- **What to produce**: Below are the records; pull every line that includes "name".
>> begin
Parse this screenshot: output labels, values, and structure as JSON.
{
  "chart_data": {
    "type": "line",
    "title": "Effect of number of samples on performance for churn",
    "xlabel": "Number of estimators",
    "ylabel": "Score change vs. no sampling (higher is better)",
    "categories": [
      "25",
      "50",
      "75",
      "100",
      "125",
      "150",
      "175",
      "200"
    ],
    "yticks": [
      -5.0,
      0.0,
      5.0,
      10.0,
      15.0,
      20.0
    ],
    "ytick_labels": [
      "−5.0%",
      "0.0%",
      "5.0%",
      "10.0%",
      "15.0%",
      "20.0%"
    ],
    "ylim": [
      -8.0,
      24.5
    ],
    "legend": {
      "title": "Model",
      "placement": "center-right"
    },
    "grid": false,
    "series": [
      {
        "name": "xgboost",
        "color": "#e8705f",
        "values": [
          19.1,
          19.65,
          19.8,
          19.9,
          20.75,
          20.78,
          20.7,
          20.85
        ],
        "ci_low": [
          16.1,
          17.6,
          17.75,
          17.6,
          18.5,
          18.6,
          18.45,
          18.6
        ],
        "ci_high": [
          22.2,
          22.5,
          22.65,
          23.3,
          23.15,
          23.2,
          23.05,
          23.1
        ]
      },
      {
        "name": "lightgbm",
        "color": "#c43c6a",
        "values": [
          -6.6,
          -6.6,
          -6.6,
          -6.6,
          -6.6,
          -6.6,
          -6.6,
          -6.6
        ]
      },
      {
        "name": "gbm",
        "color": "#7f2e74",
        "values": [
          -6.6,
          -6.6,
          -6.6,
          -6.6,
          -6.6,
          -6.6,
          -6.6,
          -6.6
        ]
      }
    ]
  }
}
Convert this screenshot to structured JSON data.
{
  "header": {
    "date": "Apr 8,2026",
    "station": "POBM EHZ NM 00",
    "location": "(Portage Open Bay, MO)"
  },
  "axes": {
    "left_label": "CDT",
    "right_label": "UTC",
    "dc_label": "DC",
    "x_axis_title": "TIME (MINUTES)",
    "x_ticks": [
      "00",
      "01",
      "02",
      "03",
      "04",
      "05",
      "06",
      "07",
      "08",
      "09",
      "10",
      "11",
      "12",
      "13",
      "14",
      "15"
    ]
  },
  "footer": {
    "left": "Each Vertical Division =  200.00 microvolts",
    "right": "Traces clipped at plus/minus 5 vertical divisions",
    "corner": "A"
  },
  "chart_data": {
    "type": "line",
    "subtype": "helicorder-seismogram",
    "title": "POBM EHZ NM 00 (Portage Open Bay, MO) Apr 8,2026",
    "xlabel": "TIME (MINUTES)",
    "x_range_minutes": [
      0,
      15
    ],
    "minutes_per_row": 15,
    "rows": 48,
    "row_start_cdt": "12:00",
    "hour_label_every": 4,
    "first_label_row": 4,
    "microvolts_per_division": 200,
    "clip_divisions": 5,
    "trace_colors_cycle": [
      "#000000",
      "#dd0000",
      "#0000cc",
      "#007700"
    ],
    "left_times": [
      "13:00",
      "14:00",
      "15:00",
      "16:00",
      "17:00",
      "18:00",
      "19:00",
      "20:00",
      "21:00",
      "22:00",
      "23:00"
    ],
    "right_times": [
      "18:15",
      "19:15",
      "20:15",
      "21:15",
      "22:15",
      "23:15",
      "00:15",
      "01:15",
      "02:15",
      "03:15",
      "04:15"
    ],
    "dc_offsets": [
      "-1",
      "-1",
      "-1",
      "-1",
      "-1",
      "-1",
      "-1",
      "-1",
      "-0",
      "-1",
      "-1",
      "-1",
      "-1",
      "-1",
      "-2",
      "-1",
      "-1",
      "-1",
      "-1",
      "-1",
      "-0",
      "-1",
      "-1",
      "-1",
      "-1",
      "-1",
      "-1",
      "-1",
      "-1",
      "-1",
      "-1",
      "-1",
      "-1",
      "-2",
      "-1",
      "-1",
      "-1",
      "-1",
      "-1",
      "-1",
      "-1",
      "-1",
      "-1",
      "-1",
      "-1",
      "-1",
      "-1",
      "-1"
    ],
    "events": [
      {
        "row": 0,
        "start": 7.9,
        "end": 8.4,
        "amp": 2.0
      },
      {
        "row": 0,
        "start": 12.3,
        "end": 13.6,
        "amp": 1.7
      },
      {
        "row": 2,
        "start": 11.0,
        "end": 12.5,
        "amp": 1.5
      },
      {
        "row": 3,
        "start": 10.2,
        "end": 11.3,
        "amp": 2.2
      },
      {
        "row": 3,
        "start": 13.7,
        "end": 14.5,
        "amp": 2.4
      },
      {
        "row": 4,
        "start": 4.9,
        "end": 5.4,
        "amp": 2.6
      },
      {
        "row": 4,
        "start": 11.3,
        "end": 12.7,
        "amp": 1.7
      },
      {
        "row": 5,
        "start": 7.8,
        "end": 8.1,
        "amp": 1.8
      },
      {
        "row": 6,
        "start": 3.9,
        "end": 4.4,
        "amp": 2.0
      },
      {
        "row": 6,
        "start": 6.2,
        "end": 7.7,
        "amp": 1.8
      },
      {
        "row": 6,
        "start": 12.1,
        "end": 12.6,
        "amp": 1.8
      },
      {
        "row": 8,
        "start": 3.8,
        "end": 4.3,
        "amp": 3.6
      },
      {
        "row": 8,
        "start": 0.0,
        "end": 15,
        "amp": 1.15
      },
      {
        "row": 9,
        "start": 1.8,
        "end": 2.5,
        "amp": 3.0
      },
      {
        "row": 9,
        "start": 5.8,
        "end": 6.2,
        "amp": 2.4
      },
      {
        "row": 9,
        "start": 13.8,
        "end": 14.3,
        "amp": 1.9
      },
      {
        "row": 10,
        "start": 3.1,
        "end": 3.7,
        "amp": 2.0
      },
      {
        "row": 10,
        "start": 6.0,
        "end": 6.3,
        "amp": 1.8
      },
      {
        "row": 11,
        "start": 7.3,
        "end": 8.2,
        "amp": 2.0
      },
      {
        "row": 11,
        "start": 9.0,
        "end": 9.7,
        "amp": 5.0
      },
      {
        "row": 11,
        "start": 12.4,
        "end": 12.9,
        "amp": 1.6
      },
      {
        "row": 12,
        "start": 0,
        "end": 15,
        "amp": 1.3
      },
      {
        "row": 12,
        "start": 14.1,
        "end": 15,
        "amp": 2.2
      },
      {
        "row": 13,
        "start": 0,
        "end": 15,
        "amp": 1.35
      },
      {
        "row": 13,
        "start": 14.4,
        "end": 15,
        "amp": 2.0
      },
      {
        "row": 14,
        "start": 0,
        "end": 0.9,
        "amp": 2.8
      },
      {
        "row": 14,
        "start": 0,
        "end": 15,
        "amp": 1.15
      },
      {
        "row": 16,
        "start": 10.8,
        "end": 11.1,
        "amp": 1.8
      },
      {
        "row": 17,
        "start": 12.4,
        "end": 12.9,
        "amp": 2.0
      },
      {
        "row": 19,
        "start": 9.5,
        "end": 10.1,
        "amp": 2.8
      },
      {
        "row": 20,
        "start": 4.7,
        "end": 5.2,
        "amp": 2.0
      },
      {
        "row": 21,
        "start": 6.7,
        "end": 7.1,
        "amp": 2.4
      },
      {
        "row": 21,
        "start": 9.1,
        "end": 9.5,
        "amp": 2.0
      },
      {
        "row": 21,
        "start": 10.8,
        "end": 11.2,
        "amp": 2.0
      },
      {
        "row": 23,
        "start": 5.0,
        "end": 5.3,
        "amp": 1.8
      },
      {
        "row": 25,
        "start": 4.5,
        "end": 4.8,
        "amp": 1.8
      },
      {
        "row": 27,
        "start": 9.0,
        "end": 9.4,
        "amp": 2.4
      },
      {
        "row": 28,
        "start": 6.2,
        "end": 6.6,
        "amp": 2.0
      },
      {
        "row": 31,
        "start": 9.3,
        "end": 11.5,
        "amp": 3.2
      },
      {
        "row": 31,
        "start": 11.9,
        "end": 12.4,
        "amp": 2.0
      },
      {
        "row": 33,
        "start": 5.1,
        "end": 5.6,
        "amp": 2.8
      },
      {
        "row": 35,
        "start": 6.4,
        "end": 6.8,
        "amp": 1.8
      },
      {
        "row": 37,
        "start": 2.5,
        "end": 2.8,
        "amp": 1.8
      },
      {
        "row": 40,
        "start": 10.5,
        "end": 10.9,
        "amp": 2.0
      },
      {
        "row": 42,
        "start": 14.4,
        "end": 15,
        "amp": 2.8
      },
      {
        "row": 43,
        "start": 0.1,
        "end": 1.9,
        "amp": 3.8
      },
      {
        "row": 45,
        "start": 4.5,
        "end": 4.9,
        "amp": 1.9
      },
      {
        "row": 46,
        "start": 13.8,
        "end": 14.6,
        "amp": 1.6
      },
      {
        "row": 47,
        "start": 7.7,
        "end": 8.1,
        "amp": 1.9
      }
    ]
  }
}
>> end
- **Solution to the problem**:
        "name": "xgboost",
        "name": "lightgbm",
        "name": "gbm",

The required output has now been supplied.